-- START Provided records --
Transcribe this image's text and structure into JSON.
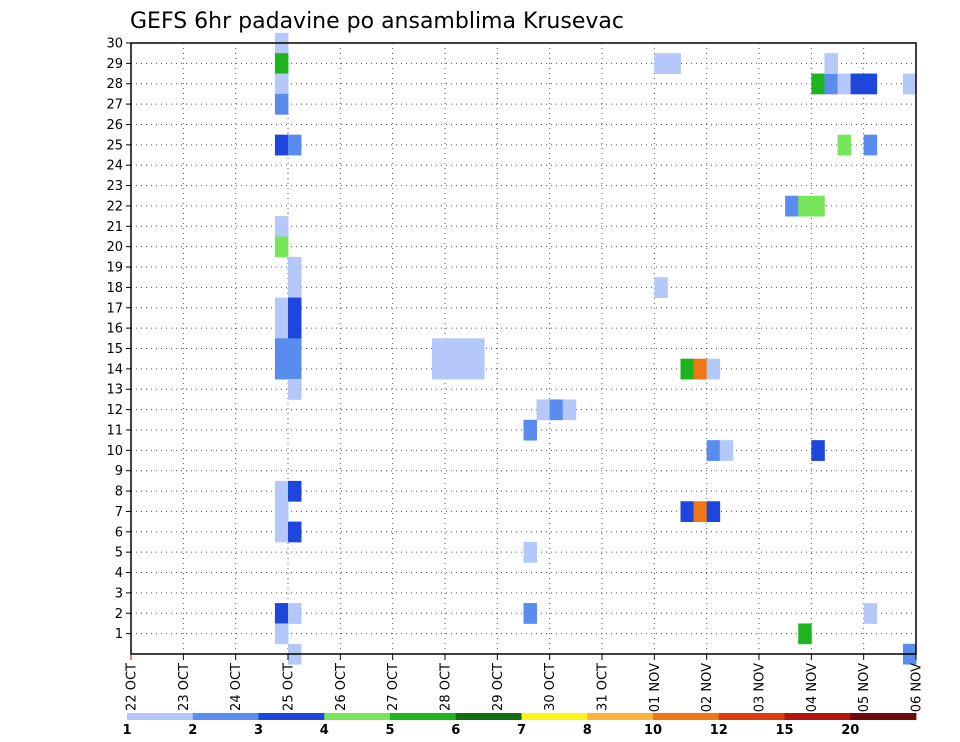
{
  "chart_data": {
    "type": "heatmap",
    "title": "GEFS 6hr padavine po ansamblima Krusevac",
    "xlabel": "",
    "ylabel": "",
    "x_ticks": [
      "22 OCT",
      "23 OCT",
      "24 OCT",
      "25 OCT",
      "26 OCT",
      "27 OCT",
      "28 OCT",
      "29 OCT",
      "30 OCT",
      "31 OCT",
      "01 NOV",
      "02 NOV",
      "03 NOV",
      "04 NOV",
      "05 NOV",
      "06 NOV"
    ],
    "y_ticks": [
      "1",
      "2",
      "3",
      "4",
      "5",
      "6",
      "7",
      "8",
      "9",
      "10",
      "11",
      "12",
      "13",
      "14",
      "15",
      "16",
      "17",
      "18",
      "19",
      "20",
      "21",
      "22",
      "23",
      "24",
      "25",
      "26",
      "27",
      "28",
      "29",
      "30"
    ],
    "xlim": [
      0,
      15
    ],
    "ylim": [
      0,
      30
    ],
    "steps_per_day": 4,
    "grid": true,
    "colorbar": {
      "levels": [
        "1",
        "2",
        "3",
        "4",
        "5",
        "6",
        "7",
        "8",
        "10",
        "12",
        "15",
        "20"
      ],
      "colors": [
        "#b4c8fa",
        "#5a8cf0",
        "#1e46dc",
        "#78e65a",
        "#1eb41e",
        "#0f6e0f",
        "#faf514",
        "#fab43c",
        "#f07814",
        "#dc3c0f",
        "#b4140f",
        "#6e0a0a"
      ]
    },
    "cells": [
      {
        "t": 11,
        "m": 30,
        "c": 1
      },
      {
        "t": 11,
        "m": 29,
        "c": 5
      },
      {
        "t": 11,
        "m": 28,
        "c": 1
      },
      {
        "t": 11,
        "m": 27,
        "c": 2
      },
      {
        "t": 11,
        "m": 25,
        "c": 3
      },
      {
        "t": 12,
        "m": 25,
        "c": 2
      },
      {
        "t": 11,
        "m": 21,
        "c": 1
      },
      {
        "t": 11,
        "m": 20,
        "c": 4
      },
      {
        "t": 12,
        "m": 19,
        "c": 1
      },
      {
        "t": 12,
        "m": 18,
        "c": 1
      },
      {
        "t": 11,
        "m": 17,
        "c": 1
      },
      {
        "t": 12,
        "m": 17,
        "c": 3
      },
      {
        "t": 11,
        "m": 16,
        "c": 1
      },
      {
        "t": 12,
        "m": 16,
        "c": 3
      },
      {
        "t": 11,
        "m": 15,
        "c": 2
      },
      {
        "t": 12,
        "m": 15,
        "c": 2
      },
      {
        "t": 11,
        "m": 14,
        "c": 2
      },
      {
        "t": 12,
        "m": 14,
        "c": 2
      },
      {
        "t": 12,
        "m": 13,
        "c": 1
      },
      {
        "t": 11,
        "m": 8,
        "c": 1
      },
      {
        "t": 12,
        "m": 8,
        "c": 3
      },
      {
        "t": 11,
        "m": 7,
        "c": 1
      },
      {
        "t": 11,
        "m": 6,
        "c": 1
      },
      {
        "t": 12,
        "m": 6,
        "c": 3
      },
      {
        "t": 11,
        "m": 2,
        "c": 3
      },
      {
        "t": 12,
        "m": 2,
        "c": 1
      },
      {
        "t": 11,
        "m": 1,
        "c": 1
      },
      {
        "t": 12,
        "m": 0,
        "c": 1
      },
      {
        "t": 31,
        "m": 12,
        "c": 1
      },
      {
        "t": 32,
        "m": 12,
        "c": 2
      },
      {
        "t": 33,
        "m": 12,
        "c": 1
      },
      {
        "t": 30,
        "m": 11,
        "c": 2
      },
      {
        "t": 30,
        "m": 5,
        "c": 1
      },
      {
        "t": 30,
        "m": 2,
        "c": 2
      },
      {
        "t": 23,
        "m": 15,
        "c": 1
      },
      {
        "t": 24,
        "m": 15,
        "c": 1
      },
      {
        "t": 25,
        "m": 15,
        "c": 1
      },
      {
        "t": 26,
        "m": 15,
        "c": 1
      },
      {
        "t": 23,
        "m": 14,
        "c": 1
      },
      {
        "t": 24,
        "m": 14,
        "c": 1
      },
      {
        "t": 25,
        "m": 14,
        "c": 1
      },
      {
        "t": 26,
        "m": 14,
        "c": 1
      },
      {
        "t": 40,
        "m": 29,
        "c": 1
      },
      {
        "t": 41,
        "m": 29,
        "c": 1
      },
      {
        "t": 40,
        "m": 18,
        "c": 1
      },
      {
        "t": 42,
        "m": 14,
        "c": 5
      },
      {
        "t": 43,
        "m": 14,
        "c": 9
      },
      {
        "t": 44,
        "m": 14,
        "c": 1
      },
      {
        "t": 42,
        "m": 7,
        "c": 3
      },
      {
        "t": 43,
        "m": 7,
        "c": 9
      },
      {
        "t": 44,
        "m": 7,
        "c": 3
      },
      {
        "t": 44,
        "m": 10,
        "c": 2
      },
      {
        "t": 45,
        "m": 10,
        "c": 1
      },
      {
        "t": 52,
        "m": 28,
        "c": 5
      },
      {
        "t": 53,
        "m": 28,
        "c": 2
      },
      {
        "t": 54,
        "m": 28,
        "c": 1
      },
      {
        "t": 55,
        "m": 28,
        "c": 3
      },
      {
        "t": 56,
        "m": 28,
        "c": 3
      },
      {
        "t": 59,
        "m": 28,
        "c": 1
      },
      {
        "t": 53,
        "m": 29,
        "c": 1
      },
      {
        "t": 54,
        "m": 25,
        "c": 4
      },
      {
        "t": 56,
        "m": 25,
        "c": 2
      },
      {
        "t": 50,
        "m": 22,
        "c": 2
      },
      {
        "t": 51,
        "m": 22,
        "c": 4
      },
      {
        "t": 52,
        "m": 22,
        "c": 4
      },
      {
        "t": 52,
        "m": 10,
        "c": 3
      },
      {
        "t": 51,
        "m": 1,
        "c": 5
      },
      {
        "t": 56,
        "m": 2,
        "c": 1
      },
      {
        "t": 59,
        "m": 0,
        "c": 2
      }
    ]
  }
}
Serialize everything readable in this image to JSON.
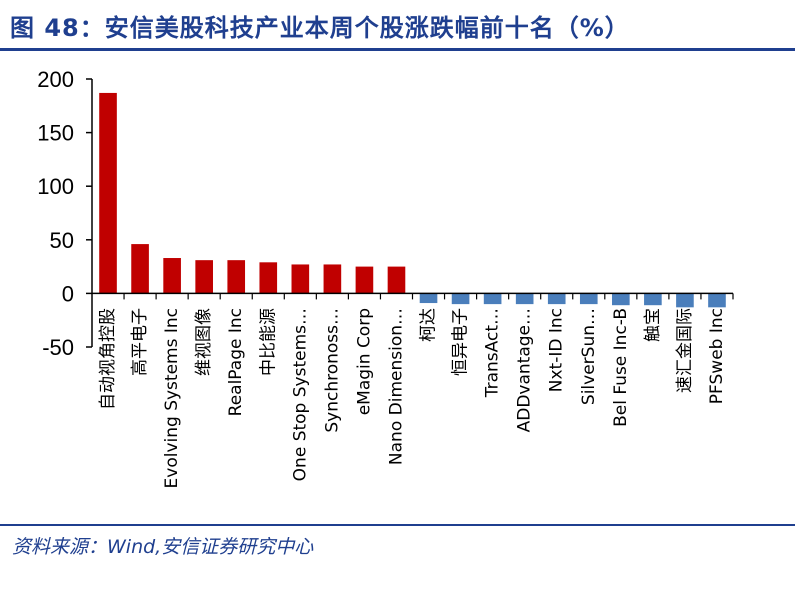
{
  "title": "图 48：安信美股科技产业本周个股涨跌幅前十名（%）",
  "source": "资料来源：Wind,安信证券研究中心",
  "colors": {
    "positive": "#c00000",
    "negative": "#4a7ebb",
    "title": "#1f3f8f",
    "axis": "#000000"
  },
  "chart_data": {
    "type": "bar",
    "title": "",
    "xlabel": "",
    "ylabel": "",
    "ylim": [
      -50,
      200
    ],
    "yticks": [
      200,
      150,
      100,
      50,
      0,
      -50
    ],
    "grid": false,
    "legend": "none",
    "categories": [
      "自动视角控股",
      "高平电子",
      "Evolving Systems Inc",
      "维视图像",
      "RealPage Inc",
      "中比能源",
      "One Stop Systems…",
      "Synchronoss…",
      "eMagin Corp",
      "Nano Dimension…",
      "柯达",
      "恒异电子",
      "TransAct…",
      "ADDvantage…",
      "Nxt-ID Inc",
      "SilverSun…",
      "Bel Fuse Inc-B",
      "触宝",
      "速汇金国际",
      "PFSweb Inc"
    ],
    "values": [
      187,
      46,
      33,
      31,
      31,
      29,
      27,
      27,
      25,
      25,
      -9,
      -10,
      -10,
      -10,
      -10,
      -10,
      -11,
      -11,
      -13,
      -13
    ]
  }
}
-- END Provided records --
Short problem:
Output an exact copy of the material, with the pictures removed.

Task output:
Transcribe this image's text and structure into JSON.
{
  "chart_data": {
    "type": "heatmap",
    "title": "GEFS 6hr padavine po ansamblima Krusevac",
    "xlabel": "",
    "ylabel": "",
    "x_ticks": [
      "22 OCT",
      "23 OCT",
      "24 OCT",
      "25 OCT",
      "26 OCT",
      "27 OCT",
      "28 OCT",
      "29 OCT",
      "30 OCT",
      "31 OCT",
      "01 NOV",
      "02 NOV",
      "03 NOV",
      "04 NOV",
      "05 NOV",
      "06 NOV"
    ],
    "y_ticks": [
      "1",
      "2",
      "3",
      "4",
      "5",
      "6",
      "7",
      "8",
      "9",
      "10",
      "11",
      "12",
      "13",
      "14",
      "15",
      "16",
      "17",
      "18",
      "19",
      "20",
      "21",
      "22",
      "23",
      "24",
      "25",
      "26",
      "27",
      "28",
      "29",
      "30"
    ],
    "xlim": [
      0,
      15
    ],
    "ylim": [
      0,
      30
    ],
    "steps_per_day": 4,
    "grid": true,
    "colorbar": {
      "levels": [
        "1",
        "2",
        "3",
        "4",
        "5",
        "6",
        "7",
        "8",
        "10",
        "12",
        "15",
        "20"
      ],
      "colors": [
        "#b4c8fa",
        "#5a8cf0",
        "#1e46dc",
        "#78e65a",
        "#1eb41e",
        "#0f6e0f",
        "#faf514",
        "#fab43c",
        "#f07814",
        "#dc3c0f",
        "#b4140f",
        "#6e0a0a"
      ]
    },
    "cells": [
      {
        "t": 11,
        "m": 30,
        "c": 1
      },
      {
        "t": 11,
        "m": 29,
        "c": 5
      },
      {
        "t": 11,
        "m": 28,
        "c": 1
      },
      {
        "t": 11,
        "m": 27,
        "c": 2
      },
      {
        "t": 11,
        "m": 25,
        "c": 3
      },
      {
        "t": 12,
        "m": 25,
        "c": 2
      },
      {
        "t": 11,
        "m": 21,
        "c": 1
      },
      {
        "t": 11,
        "m": 20,
        "c": 4
      },
      {
        "t": 12,
        "m": 19,
        "c": 1
      },
      {
        "t": 12,
        "m": 18,
        "c": 1
      },
      {
        "t": 11,
        "m": 17,
        "c": 1
      },
      {
        "t": 12,
        "m": 17,
        "c": 3
      },
      {
        "t": 11,
        "m": 16,
        "c": 1
      },
      {
        "t": 12,
        "m": 16,
        "c": 3
      },
      {
        "t": 11,
        "m": 15,
        "c": 2
      },
      {
        "t": 12,
        "m": 15,
        "c": 2
      },
      {
        "t": 11,
        "m": 14,
        "c": 2
      },
      {
        "t": 12,
        "m": 14,
        "c": 2
      },
      {
        "t": 12,
        "m": 13,
        "c": 1
      },
      {
        "t": 11,
        "m": 8,
        "c": 1
      },
      {
        "t": 12,
        "m": 8,
        "c": 3
      },
      {
        "t": 11,
        "m": 7,
        "c": 1
      },
      {
        "t": 11,
        "m": 6,
        "c": 1
      },
      {
        "t": 12,
        "m": 6,
        "c": 3
      },
      {
        "t": 11,
        "m": 2,
        "c": 3
      },
      {
        "t": 12,
        "m": 2,
        "c": 1
      },
      {
        "t": 11,
        "m": 1,
        "c": 1
      },
      {
        "t": 12,
        "m": 0,
        "c": 1
      },
      {
        "t": 31,
        "m": 12,
        "c": 1
      },
      {
        "t": 32,
        "m": 12,
        "c": 2
      },
      {
        "t": 33,
        "m": 12,
        "c": 1
      },
      {
        "t": 30,
        "m": 11,
        "c": 2
      },
      {
        "t": 30,
        "m": 5,
        "c": 1
      },
      {
        "t": 30,
        "m": 2,
        "c": 2
      },
      {
        "t": 23,
        "m": 15,
        "c": 1
      },
      {
        "t": 24,
        "m": 15,
        "c": 1
      },
      {
        "t": 25,
        "m": 15,
        "c": 1
      },
      {
        "t": 26,
        "m": 15,
        "c": 1
      },
      {
        "t": 23,
        "m": 14,
        "c": 1
      },
      {
        "t": 24,
        "m": 14,
        "c": 1
      },
      {
        "t": 25,
        "m": 14,
        "c": 1
      },
      {
        "t": 26,
        "m": 14,
        "c": 1
      },
      {
        "t": 40,
        "m": 29,
        "c": 1
      },
      {
        "t": 41,
        "m": 29,
        "c": 1
      },
      {
        "t": 40,
        "m": 18,
        "c": 1
      },
      {
        "t": 42,
        "m": 14,
        "c": 5
      },
      {
        "t": 43,
        "m": 14,
        "c": 9
      },
      {
        "t": 44,
        "m": 14,
        "c": 1
      },
      {
        "t": 42,
        "m": 7,
        "c": 3
      },
      {
        "t": 43,
        "m": 7,
        "c": 9
      },
      {
        "t": 44,
        "m": 7,
        "c": 3
      },
      {
        "t": 44,
        "m": 10,
        "c": 2
      },
      {
        "t": 45,
        "m": 10,
        "c": 1
      },
      {
        "t": 52,
        "m": 28,
        "c": 5
      },
      {
        "t": 53,
        "m": 28,
        "c": 2
      },
      {
        "t": 54,
        "m": 28,
        "c": 1
      },
      {
        "t": 55,
        "m": 28,
        "c": 3
      },
      {
        "t": 56,
        "m": 28,
        "c": 3
      },
      {
        "t": 59,
        "m": 28,
        "c": 1
      },
      {
        "t": 53,
        "m": 29,
        "c": 1
      },
      {
        "t": 54,
        "m": 25,
        "c": 4
      },
      {
        "t": 56,
        "m": 25,
        "c": 2
      },
      {
        "t": 50,
        "m": 22,
        "c": 2
      },
      {
        "t": 51,
        "m": 22,
        "c": 4
      },
      {
        "t": 52,
        "m": 22,
        "c": 4
      },
      {
        "t": 52,
        "m": 10,
        "c": 3
      },
      {
        "t": 51,
        "m": 1,
        "c": 5
      },
      {
        "t": 56,
        "m": 2,
        "c": 1
      },
      {
        "t": 59,
        "m": 0,
        "c": 2
      }
    ]
  }
}
Serialize everything readable in this image to JSON.
{
  "title": "图 48：安信美股科技产业本周个股涨跌幅前十名（%）",
  "source": "资料来源：Wind,安信证券研究中心",
  "colors": {
    "positive": "#c00000",
    "negative": "#4a7ebb",
    "title": "#1f3f8f",
    "axis": "#000000"
  },
  "chart_data": {
    "type": "bar",
    "title": "",
    "xlabel": "",
    "ylabel": "",
    "ylim": [
      -50,
      200
    ],
    "yticks": [
      200,
      150,
      100,
      50,
      0,
      -50
    ],
    "grid": false,
    "legend": "none",
    "categories": [
      "自动视角控股",
      "高平电子",
      "Evolving Systems Inc",
      "维视图像",
      "RealPage Inc",
      "中比能源",
      "One Stop Systems…",
      "Synchronoss…",
      "eMagin Corp",
      "Nano Dimension…",
      "柯达",
      "恒异电子",
      "TransAct…",
      "ADDvantage…",
      "Nxt-ID Inc",
      "SilverSun…",
      "Bel Fuse Inc-B",
      "触宝",
      "速汇金国际",
      "PFSweb Inc"
    ],
    "values": [
      187,
      46,
      33,
      31,
      31,
      29,
      27,
      27,
      25,
      25,
      -9,
      -10,
      -10,
      -10,
      -10,
      -10,
      -11,
      -11,
      -13,
      -13
    ]
  }
}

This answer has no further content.